Select all lines with the string "than" in them, and copy those lines.

Data rows –
◆ ◆ ◆ ◆ ◆ ◆ ◆
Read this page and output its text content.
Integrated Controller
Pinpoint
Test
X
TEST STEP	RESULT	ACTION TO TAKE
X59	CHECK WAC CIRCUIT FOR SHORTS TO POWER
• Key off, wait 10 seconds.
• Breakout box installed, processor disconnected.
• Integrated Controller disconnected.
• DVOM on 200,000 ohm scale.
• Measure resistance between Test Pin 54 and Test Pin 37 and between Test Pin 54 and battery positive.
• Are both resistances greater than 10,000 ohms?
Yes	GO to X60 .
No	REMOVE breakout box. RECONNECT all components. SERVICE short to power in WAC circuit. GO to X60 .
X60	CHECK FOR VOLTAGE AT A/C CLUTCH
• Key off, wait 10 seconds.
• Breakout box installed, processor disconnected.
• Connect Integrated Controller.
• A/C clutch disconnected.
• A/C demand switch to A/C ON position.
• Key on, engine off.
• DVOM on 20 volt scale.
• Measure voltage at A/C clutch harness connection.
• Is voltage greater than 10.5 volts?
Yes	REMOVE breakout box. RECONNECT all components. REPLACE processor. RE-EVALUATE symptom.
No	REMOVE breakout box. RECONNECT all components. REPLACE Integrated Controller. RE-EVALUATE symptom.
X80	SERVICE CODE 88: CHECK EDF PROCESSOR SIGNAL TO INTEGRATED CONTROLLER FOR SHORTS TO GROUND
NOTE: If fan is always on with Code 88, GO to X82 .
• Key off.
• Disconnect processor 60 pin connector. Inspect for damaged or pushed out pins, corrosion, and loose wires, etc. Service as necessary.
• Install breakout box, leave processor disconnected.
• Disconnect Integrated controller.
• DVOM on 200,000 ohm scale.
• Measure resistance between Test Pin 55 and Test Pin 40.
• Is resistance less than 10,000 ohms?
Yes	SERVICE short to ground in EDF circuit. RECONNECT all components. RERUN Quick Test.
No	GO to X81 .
◆ ◆ ◆ ◆ ◆ ◆ ◆
Task response –
• Are both resistances greater than 10,000 ohms?
• Is voltage greater than 10.5 volts?
• Is resistance less than 10,000 ohms?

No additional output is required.